WHAT THIS TASK INVOLVES →
Repeat the listing exactly as given, omitting every image.

DATA FOR PROCESSING →
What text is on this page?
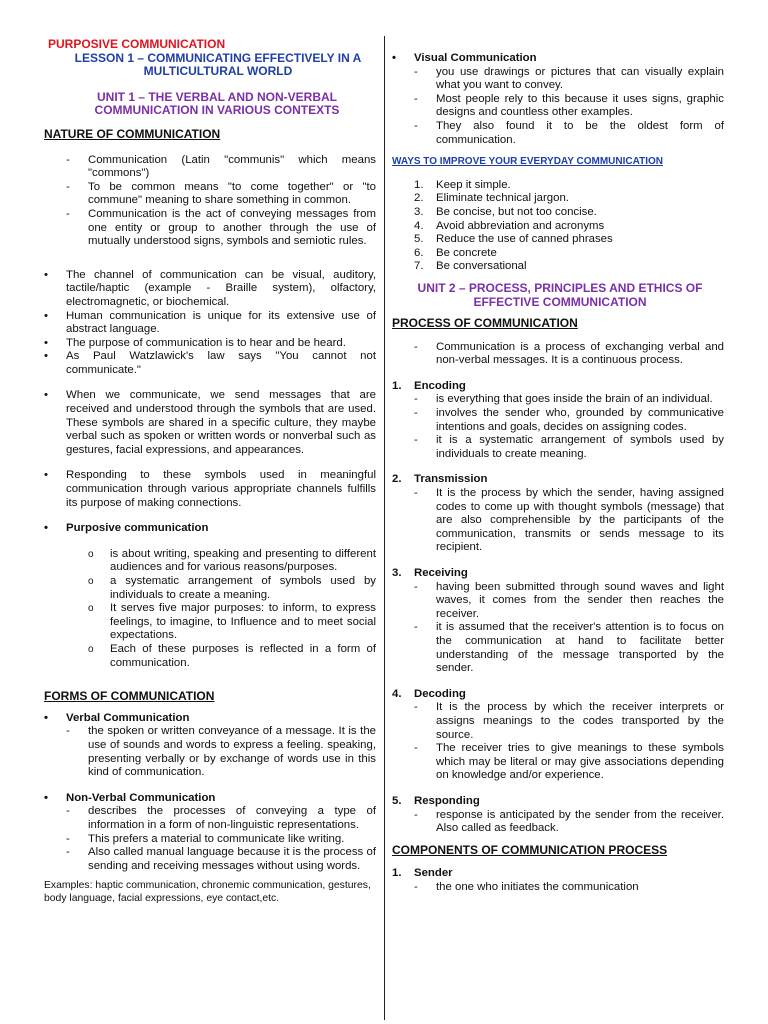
PURPOSIVE COMMUNICATION
LESSON 1 – COMMUNICATING EFFECTIVELY IN A MULTICULTURAL WORLD
UNIT 1 – THE VERBAL AND NON-VERBAL COMMUNICATION IN VARIOUS CONTEXTS
NATURE OF COMMUNICATION
- Communication (Latin "communis" which means "commons")
- To be common means "to come together" or "to commune" meaning to share something in common.
- Communication is the act of conveying messages from one entity or group to another through the use of mutually understood signs, symbols and semiotic rules.
• The channel of communication can be visual, auditory, tactile/haptic (example - Braille system), olfactory, electromagnetic, or biochemical.
• Human communication is unique for its extensive use of abstract language.
• The purpose of communication is to hear and be heard.
• As Paul Watzlawick's law says "You cannot not communicate."
• When we communicate, we send messages that are received and understood through the symbols that are used. These symbols are shared in a specific culture, they maybe verbal such as spoken or written words or nonverbal such as gestures, facial expressions, and appearances.
• Responding to these symbols used in meaningful communication through various appropriate channels fulfills its purpose of making connections.
• Purposive communication
o is about writing, speaking and presenting to different audiences and for various reasons/purposes.
o a systematic arrangement of symbols used by individuals to create a meaning.
o It serves five major purposes: to inform, to express feelings, to imagine, to Influence and to meet social expectations.
o Each of these purposes is reflected in a form of communication.
FORMS OF COMMUNICATION
• Verbal Communication
- the spoken or written conveyance of a message. It is the use of sounds and words to express a feeling. speaking, presenting verbally or by exchange of words use in this kind of communication.
• Non-Verbal Communication
- describes the processes of conveying a type of information in a form of non-linguistic representations.
- This prefers a material to communicate like writing.
- Also called manual language because it is the process of sending and receiving messages without using words.
Examples: haptic communication, chronemic communication, gestures, body language, facial expressions, eye contact,etc.
• Visual Communication
- you use drawings or pictures that can visually explain what you want to convey.
- Most people rely to this because it uses signs, graphic designs and countless other examples.
- They also found it to be the oldest form of communication.
WAYS TO IMPROVE YOUR EVERYDAY COMMUNICATION
1. Keep it simple.
2. Eliminate technical jargon.
3. Be concise, but not too concise.
4. Avoid abbreviation and acronyms
5. Reduce the use of canned phrases
6. Be concrete
7. Be conversational
UNIT 2 – PROCESS, PRINCIPLES AND ETHICS OF EFFECTIVE COMMUNICATION
PROCESS OF COMMUNICATION
- Communication is a process of exchanging verbal and non-verbal messages. It is a continuous process.
1. Encoding
- is everything that goes inside the brain of an individual.
- involves the sender who, grounded by communicative intentions and goals, decides on assigning codes.
- it is a systematic arrangement of symbols used by individuals to create meaning.
2. Transmission
- It is the process by which the sender, having assigned codes to come up with thought symbols (message) that are also comprehensible by the participants of the communication, transmits or sends message to its recipient.
3. Receiving
- having been submitted through sound waves and light waves, it comes from the sender then reaches the receiver.
- it is assumed that the receiver's attention is to focus on the communication at hand to facilitate better understanding of the message transported by the sender.
4. Decoding
- It is the process by which the receiver interprets or assigns meanings to the codes transported by the source.
- The receiver tries to give meanings to these symbols which may be literal or may give associations depending on knowledge and/or experience.
5. Responding
- response is anticipated by the sender from the receiver. Also called as feedback.
COMPONENTS OF COMMUNICATION PROCESS
1. Sender
- the one who initiates the communication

WRITTEN REPLY →
What text is on this page?
PURPOSIVE COMMUNICATION
LESSON 1 – COMMUNICATING EFFECTIVELY IN A MULTICULTURAL WORLD
UNIT 1 – THE VERBAL AND NON-VERBAL COMMUNICATION IN VARIOUS CONTEXTS
NATURE OF COMMUNICATION
- Communication (Latin "communis" which means "commons")
- To be common means "to come together" or "to commune" meaning to share something in common.
- Communication is the act of conveying messages from one entity or group to another through the use of mutually understood signs, symbols and semiotic rules.
• The channel of communication can be visual, auditory, tactile/haptic (example - Braille system), olfactory, electromagnetic, or biochemical.
• Human communication is unique for its extensive use of abstract language.
• The purpose of communication is to hear and be heard.
• As Paul Watzlawick's law says "You cannot not communicate."
• When we communicate, we send messages that are received and understood through the symbols that are used. These symbols are shared in a specific culture, they maybe verbal such as spoken or written words or nonverbal such as gestures, facial expressions, and appearances.
• Responding to these symbols used in meaningful communication through various appropriate channels fulfills its purpose of making connections.
• Purposive communication
o is about writing, speaking and presenting to different audiences and for various reasons/purposes.
o a systematic arrangement of symbols used by individuals to create a meaning.
o It serves five major purposes: to inform, to express feelings, to imagine, to Influence and to meet social expectations.
o Each of these purposes is reflected in a form of communication.
FORMS OF COMMUNICATION
• Verbal Communication
- the spoken or written conveyance of a message. It is the use of sounds and words to express a feeling. speaking, presenting verbally or by exchange of words use in this kind of communication.
• Non-Verbal Communication
- describes the processes of conveying a type of information in a form of non-linguistic representations.
- This prefers a material to communicate like writing.
- Also called manual language because it is the process of sending and receiving messages without using words.
Examples: haptic communication, chronemic communication, gestures, body language, facial expressions, eye contact,etc.
• Visual Communication
- you use drawings or pictures that can visually explain what you want to convey.
- Most people rely to this because it uses signs, graphic designs and countless other examples.
- They also found it to be the oldest form of communication.
WAYS TO IMPROVE YOUR EVERYDAY COMMUNICATION
1. Keep it simple.
2. Eliminate technical jargon.
3. Be concise, but not too concise.
4. Avoid abbreviation and acronyms
5. Reduce the use of canned phrases
6. Be concrete
7. Be conversational
UNIT 2 – PROCESS, PRINCIPLES AND ETHICS OF EFFECTIVE COMMUNICATION
PROCESS OF COMMUNICATION
- Communication is a process of exchanging verbal and non-verbal messages. It is a continuous process.
1. Encoding
- is everything that goes inside the brain of an individual.
- involves the sender who, grounded by communicative intentions and goals, decides on assigning codes.
- it is a systematic arrangement of symbols used by individuals to create meaning.
2. Transmission
- It is the process by which the sender, having assigned codes to come up with thought symbols (message) that are also comprehensible by the participants of the communication, transmits or sends message to its recipient.
3. Receiving
- having been submitted through sound waves and light waves, it comes from the sender then reaches the receiver.
- it is assumed that the receiver's attention is to focus on the communication at hand to facilitate better understanding of the message transported by the sender.
4. Decoding
- It is the process by which the receiver interprets or assigns meanings to the codes transported by the source.
- The receiver tries to give meanings to these symbols which may be literal or may give associations depending on knowledge and/or experience.
5. Responding
- response is anticipated by the sender from the receiver. Also called as feedback.
COMPONENTS OF COMMUNICATION PROCESS
1. Sender
- the one who initiates the communication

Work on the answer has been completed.